(A block of data)
========================================

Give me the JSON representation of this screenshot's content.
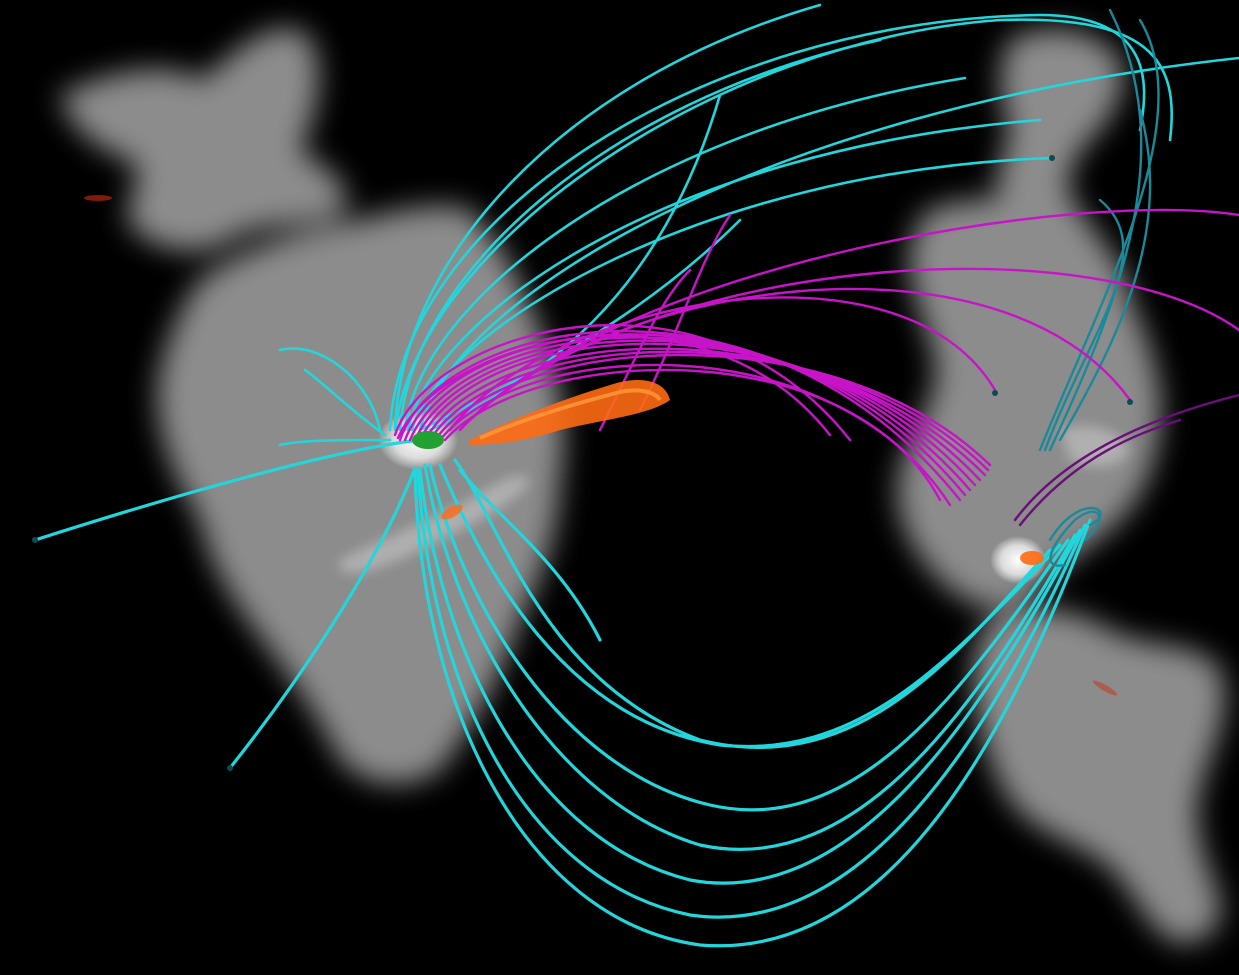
{
  "scene": {
    "background": "#000000",
    "patch_color": "#8a8a8a",
    "patch_highlight": "#d8d8d8",
    "footpoint_color": "#ffffff",
    "open_line_color": "#22d6dc",
    "closed_line_color": "#c814c8",
    "closed_line_dark": "#6a0e78",
    "current_color": "#ff6a14",
    "current_core": "#22a032"
  },
  "legend": {
    "open_lines": "cyan-tube-icon",
    "closed_lines": "magenta-tube-icon"
  }
}
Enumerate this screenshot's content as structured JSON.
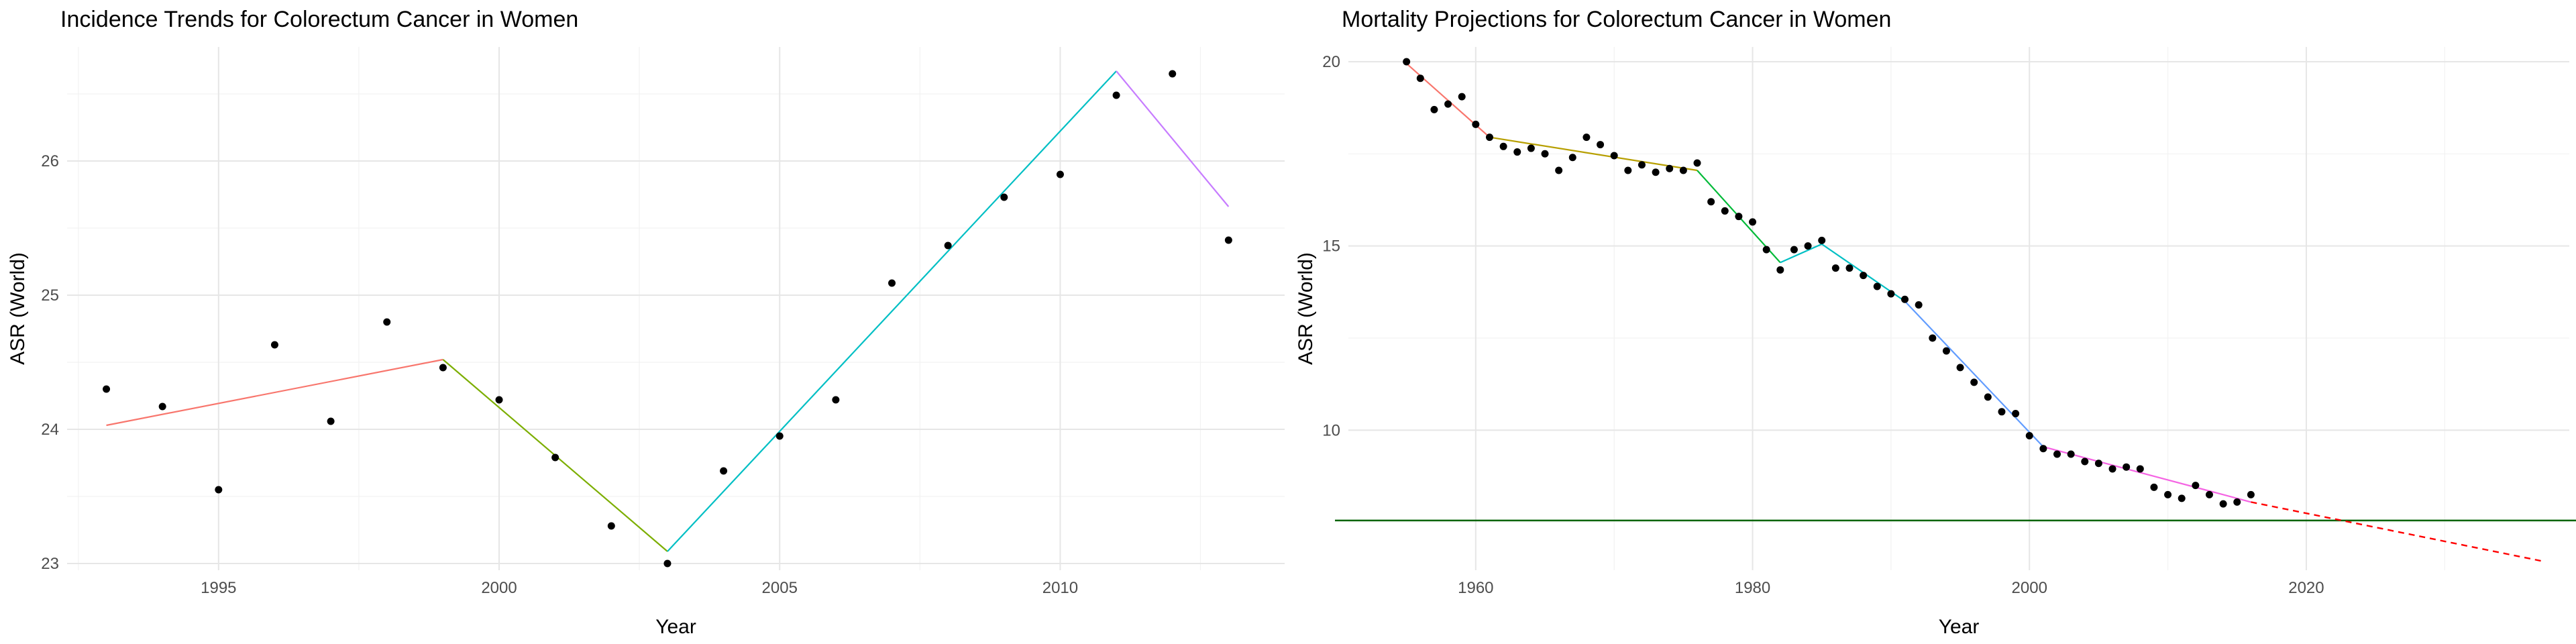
{
  "chart_data": [
    {
      "type": "line",
      "title": "Incidence Trends for Colorectum Cancer in Women",
      "xlabel": "Year",
      "ylabel": "ASR (World)",
      "xlim": [
        1992.3,
        2014.0
      ],
      "ylim": [
        22.95,
        26.85
      ],
      "xticks": [
        1995,
        2000,
        2005,
        2010
      ],
      "yticks": [
        23,
        24,
        25,
        26
      ],
      "grid": true,
      "legend": "none",
      "points": {
        "x": [
          1993,
          1994,
          1995,
          1996,
          1997,
          1998,
          1999,
          2000,
          2001,
          2002,
          2003,
          2004,
          2005,
          2006,
          2007,
          2008,
          2009,
          2010,
          2011,
          2012,
          2013
        ],
        "y": [
          24.3,
          24.17,
          23.55,
          24.63,
          24.06,
          24.8,
          24.46,
          24.22,
          23.79,
          23.28,
          23.0,
          23.69,
          23.95,
          24.22,
          25.09,
          25.37,
          25.73,
          25.9,
          26.49,
          26.65,
          25.41
        ]
      },
      "segments": [
        {
          "x": [
            1993,
            1999
          ],
          "y": [
            24.03,
            24.52
          ],
          "color": "#F8766D"
        },
        {
          "x": [
            1999,
            2003
          ],
          "y": [
            24.52,
            23.09
          ],
          "color": "#7CAE00"
        },
        {
          "x": [
            2003,
            2011
          ],
          "y": [
            23.09,
            26.67
          ],
          "color": "#00BFC4"
        },
        {
          "x": [
            2011,
            2013
          ],
          "y": [
            26.67,
            25.66
          ],
          "color": "#C77CFF"
        }
      ]
    },
    {
      "type": "line",
      "title": "Mortality Projections for Colorectum Cancer in Women",
      "xlabel": "Year",
      "ylabel": "ASR (World)",
      "xlim": [
        1950.8,
        2039.0
      ],
      "ylim": [
        6.2,
        20.4
      ],
      "xticks": [
        1960,
        1980,
        2000,
        2020
      ],
      "yticks": [
        10,
        15,
        20
      ],
      "grid": true,
      "legend": "none",
      "points": {
        "x": [
          1955,
          1956,
          1957,
          1958,
          1959,
          1960,
          1961,
          1962,
          1963,
          1964,
          1965,
          1966,
          1967,
          1968,
          1969,
          1970,
          1971,
          1972,
          1973,
          1974,
          1975,
          1976,
          1977,
          1978,
          1979,
          1980,
          1981,
          1982,
          1983,
          1984,
          1985,
          1986,
          1987,
          1988,
          1989,
          1990,
          1991,
          1992,
          1993,
          1994,
          1995,
          1996,
          1997,
          1998,
          1999,
          2000,
          2001,
          2002,
          2003,
          2004,
          2005,
          2006,
          2007,
          2008,
          2009,
          2010,
          2011,
          2012,
          2013,
          2014,
          2015,
          2016
        ],
        "y": [
          20.0,
          19.55,
          18.7,
          18.85,
          19.05,
          18.3,
          17.95,
          17.7,
          17.55,
          17.65,
          17.5,
          17.05,
          17.4,
          17.95,
          17.75,
          17.45,
          17.05,
          17.2,
          17.0,
          17.1,
          17.05,
          17.25,
          16.2,
          15.95,
          15.8,
          15.65,
          14.9,
          14.35,
          14.9,
          15.0,
          15.15,
          14.4,
          14.4,
          14.2,
          13.9,
          13.7,
          13.55,
          13.4,
          12.5,
          12.15,
          11.7,
          11.3,
          10.9,
          10.5,
          10.45,
          9.85,
          9.5,
          9.35,
          9.35,
          9.15,
          9.1,
          8.95,
          9.0,
          8.95,
          8.45,
          8.25,
          8.15,
          8.5,
          8.25,
          8.0,
          8.05,
          8.25
        ]
      },
      "segments": [
        {
          "x": [
            1955,
            1961
          ],
          "y": [
            19.95,
            17.95
          ],
          "color": "#F8766D"
        },
        {
          "x": [
            1961,
            1976
          ],
          "y": [
            17.95,
            17.05
          ],
          "color": "#B79F00"
        },
        {
          "x": [
            1976,
            1982
          ],
          "y": [
            17.05,
            14.55
          ],
          "color": "#00BA38"
        },
        {
          "x": [
            1982,
            1985
          ],
          "y": [
            14.55,
            15.05
          ],
          "color": "#00BFC4"
        },
        {
          "x": [
            1985,
            1991
          ],
          "y": [
            15.05,
            13.5
          ],
          "color": "#00BFC4"
        },
        {
          "x": [
            1991,
            2001
          ],
          "y": [
            13.5,
            9.55
          ],
          "color": "#619CFF"
        },
        {
          "x": [
            2001,
            2016
          ],
          "y": [
            9.55,
            8.05
          ],
          "color": "#F564E3"
        }
      ],
      "projection": {
        "x": [
          2016,
          2037
        ],
        "y": [
          8.05,
          6.45
        ],
        "color": "#FF0000",
        "style": "dashed"
      },
      "reference_line": {
        "y": 7.55,
        "color": "#006400"
      }
    }
  ]
}
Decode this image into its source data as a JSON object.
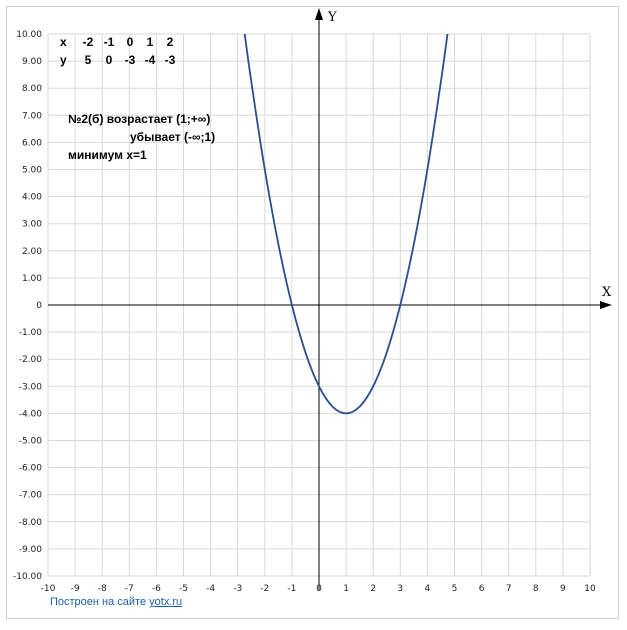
{
  "chart_data": {
    "type": "line",
    "x_axis_label": "X",
    "y_axis_label": "Y",
    "xlim": [
      -10,
      10
    ],
    "ylim": [
      -10,
      10
    ],
    "grid": true,
    "x_ticks": [
      "-10",
      "-9",
      "-8",
      "-7",
      "-6",
      "-5",
      "-4",
      "-3",
      "-2",
      "-1",
      "0",
      "1",
      "2",
      "3",
      "4",
      "5",
      "6",
      "7",
      "8",
      "9",
      "10"
    ],
    "y_ticks": [
      "10.00",
      "9.00",
      "8.00",
      "7.00",
      "6.00",
      "5.00",
      "4.00",
      "3.00",
      "2.00",
      "1.00",
      "0",
      "-1.00",
      "-2.00",
      "-3.00",
      "-4.00",
      "-5.00",
      "-6.00",
      "-7.00",
      "-8.00",
      "-9.00",
      "-10.00"
    ],
    "series": [
      {
        "color": "#2a4d8f",
        "x": [
          -2.8,
          -2.5,
          -2,
          -1.5,
          -1,
          -0.5,
          0,
          0.5,
          1,
          1.5,
          2,
          2.5,
          3,
          3.5,
          4,
          4.5,
          4.8
        ],
        "y": [
          10.44,
          8.25,
          5,
          2.25,
          0,
          -1.75,
          -3,
          -3.75,
          -4,
          -3.75,
          -3,
          -1.75,
          0,
          2.25,
          5,
          8.25,
          10.44
        ]
      }
    ],
    "value_table": {
      "x_label": "x",
      "y_label": "y",
      "x_values": [
        "-2",
        "-1",
        "0",
        "1",
        "2"
      ],
      "y_values": [
        "5",
        "0",
        "-3",
        "-4",
        "-3"
      ]
    },
    "annotations": [
      "№2(б)  возрастает (1;+∞)",
      "убывает (-∞;1)",
      "минимум х=1"
    ]
  },
  "credit": {
    "text": "Построен на сайте",
    "link": "yotx.ru"
  }
}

========================================

→ DIRECTIVE
Omitting all images, print the listing exactly.

→ WRITTEN RESPONSE
Give me the JSON representation of this screenshot's content.
{
  "scene": {
    "background": "#000000",
    "patch_color": "#8a8a8a",
    "patch_highlight": "#d8d8d8",
    "footpoint_color": "#ffffff",
    "open_line_color": "#22d6dc",
    "closed_line_color": "#c814c8",
    "closed_line_dark": "#6a0e78",
    "current_color": "#ff6a14",
    "current_core": "#22a032"
  },
  "legend": {
    "open_lines": "cyan-tube-icon",
    "closed_lines": "magenta-tube-icon"
  }
}
Enumerate this screenshot's content as structured JSON.
{
  "chart_data": [
    {
      "type": "line",
      "title": "Incidence Trends for Colorectum Cancer in Women",
      "xlabel": "Year",
      "ylabel": "ASR (World)",
      "xlim": [
        1992.3,
        2014.0
      ],
      "ylim": [
        22.95,
        26.85
      ],
      "xticks": [
        1995,
        2000,
        2005,
        2010
      ],
      "yticks": [
        23,
        24,
        25,
        26
      ],
      "grid": true,
      "legend": "none",
      "points": {
        "x": [
          1993,
          1994,
          1995,
          1996,
          1997,
          1998,
          1999,
          2000,
          2001,
          2002,
          2003,
          2004,
          2005,
          2006,
          2007,
          2008,
          2009,
          2010,
          2011,
          2012,
          2013
        ],
        "y": [
          24.3,
          24.17,
          23.55,
          24.63,
          24.06,
          24.8,
          24.46,
          24.22,
          23.79,
          23.28,
          23.0,
          23.69,
          23.95,
          24.22,
          25.09,
          25.37,
          25.73,
          25.9,
          26.49,
          26.65,
          25.41
        ]
      },
      "segments": [
        {
          "x": [
            1993,
            1999
          ],
          "y": [
            24.03,
            24.52
          ],
          "color": "#F8766D"
        },
        {
          "x": [
            1999,
            2003
          ],
          "y": [
            24.52,
            23.09
          ],
          "color": "#7CAE00"
        },
        {
          "x": [
            2003,
            2011
          ],
          "y": [
            23.09,
            26.67
          ],
          "color": "#00BFC4"
        },
        {
          "x": [
            2011,
            2013
          ],
          "y": [
            26.67,
            25.66
          ],
          "color": "#C77CFF"
        }
      ]
    },
    {
      "type": "line",
      "title": "Mortality Projections for Colorectum Cancer in Women",
      "xlabel": "Year",
      "ylabel": "ASR (World)",
      "xlim": [
        1950.8,
        2039.0
      ],
      "ylim": [
        6.2,
        20.4
      ],
      "xticks": [
        1960,
        1980,
        2000,
        2020
      ],
      "yticks": [
        10,
        15,
        20
      ],
      "grid": true,
      "legend": "none",
      "points": {
        "x": [
          1955,
          1956,
          1957,
          1958,
          1959,
          1960,
          1961,
          1962,
          1963,
          1964,
          1965,
          1966,
          1967,
          1968,
          1969,
          1970,
          1971,
          1972,
          1973,
          1974,
          1975,
          1976,
          1977,
          1978,
          1979,
          1980,
          1981,
          1982,
          1983,
          1984,
          1985,
          1986,
          1987,
          1988,
          1989,
          1990,
          1991,
          1992,
          1993,
          1994,
          1995,
          1996,
          1997,
          1998,
          1999,
          2000,
          2001,
          2002,
          2003,
          2004,
          2005,
          2006,
          2007,
          2008,
          2009,
          2010,
          2011,
          2012,
          2013,
          2014,
          2015,
          2016
        ],
        "y": [
          20.0,
          19.55,
          18.7,
          18.85,
          19.05,
          18.3,
          17.95,
          17.7,
          17.55,
          17.65,
          17.5,
          17.05,
          17.4,
          17.95,
          17.75,
          17.45,
          17.05,
          17.2,
          17.0,
          17.1,
          17.05,
          17.25,
          16.2,
          15.95,
          15.8,
          15.65,
          14.9,
          14.35,
          14.9,
          15.0,
          15.15,
          14.4,
          14.4,
          14.2,
          13.9,
          13.7,
          13.55,
          13.4,
          12.5,
          12.15,
          11.7,
          11.3,
          10.9,
          10.5,
          10.45,
          9.85,
          9.5,
          9.35,
          9.35,
          9.15,
          9.1,
          8.95,
          9.0,
          8.95,
          8.45,
          8.25,
          8.15,
          8.5,
          8.25,
          8.0,
          8.05,
          8.25
        ]
      },
      "segments": [
        {
          "x": [
            1955,
            1961
          ],
          "y": [
            19.95,
            17.95
          ],
          "color": "#F8766D"
        },
        {
          "x": [
            1961,
            1976
          ],
          "y": [
            17.95,
            17.05
          ],
          "color": "#B79F00"
        },
        {
          "x": [
            1976,
            1982
          ],
          "y": [
            17.05,
            14.55
          ],
          "color": "#00BA38"
        },
        {
          "x": [
            1982,
            1985
          ],
          "y": [
            14.55,
            15.05
          ],
          "color": "#00BFC4"
        },
        {
          "x": [
            1985,
            1991
          ],
          "y": [
            15.05,
            13.5
          ],
          "color": "#00BFC4"
        },
        {
          "x": [
            1991,
            2001
          ],
          "y": [
            13.5,
            9.55
          ],
          "color": "#619CFF"
        },
        {
          "x": [
            2001,
            2016
          ],
          "y": [
            9.55,
            8.05
          ],
          "color": "#F564E3"
        }
      ],
      "projection": {
        "x": [
          2016,
          2037
        ],
        "y": [
          8.05,
          6.45
        ],
        "color": "#FF0000",
        "style": "dashed"
      },
      "reference_line": {
        "y": 7.55,
        "color": "#006400"
      }
    }
  ]
}
Decode this image into its source data as a JSON object.
{
  "chart_data": {
    "type": "line",
    "x_axis_label": "X",
    "y_axis_label": "Y",
    "xlim": [
      -10,
      10
    ],
    "ylim": [
      -10,
      10
    ],
    "grid": true,
    "x_ticks": [
      "-10",
      "-9",
      "-8",
      "-7",
      "-6",
      "-5",
      "-4",
      "-3",
      "-2",
      "-1",
      "0",
      "1",
      "2",
      "3",
      "4",
      "5",
      "6",
      "7",
      "8",
      "9",
      "10"
    ],
    "y_ticks": [
      "10.00",
      "9.00",
      "8.00",
      "7.00",
      "6.00",
      "5.00",
      "4.00",
      "3.00",
      "2.00",
      "1.00",
      "0",
      "-1.00",
      "-2.00",
      "-3.00",
      "-4.00",
      "-5.00",
      "-6.00",
      "-7.00",
      "-8.00",
      "-9.00",
      "-10.00"
    ],
    "series": [
      {
        "color": "#2a4d8f",
        "x": [
          -2.8,
          -2.5,
          -2,
          -1.5,
          -1,
          -0.5,
          0,
          0.5,
          1,
          1.5,
          2,
          2.5,
          3,
          3.5,
          4,
          4.5,
          4.8
        ],
        "y": [
          10.44,
          8.25,
          5,
          2.25,
          0,
          -1.75,
          -3,
          -3.75,
          -4,
          -3.75,
          -3,
          -1.75,
          0,
          2.25,
          5,
          8.25,
          10.44
        ]
      }
    ],
    "value_table": {
      "x_label": "x",
      "y_label": "y",
      "x_values": [
        "-2",
        "-1",
        "0",
        "1",
        "2"
      ],
      "y_values": [
        "5",
        "0",
        "-3",
        "-4",
        "-3"
      ]
    },
    "annotations": [
      "№2(б)  возрастает (1;+∞)",
      "убывает (-∞;1)",
      "минимум х=1"
    ]
  },
  "credit": {
    "text": "Построен на сайте",
    "link": "yotx.ru"
  }
}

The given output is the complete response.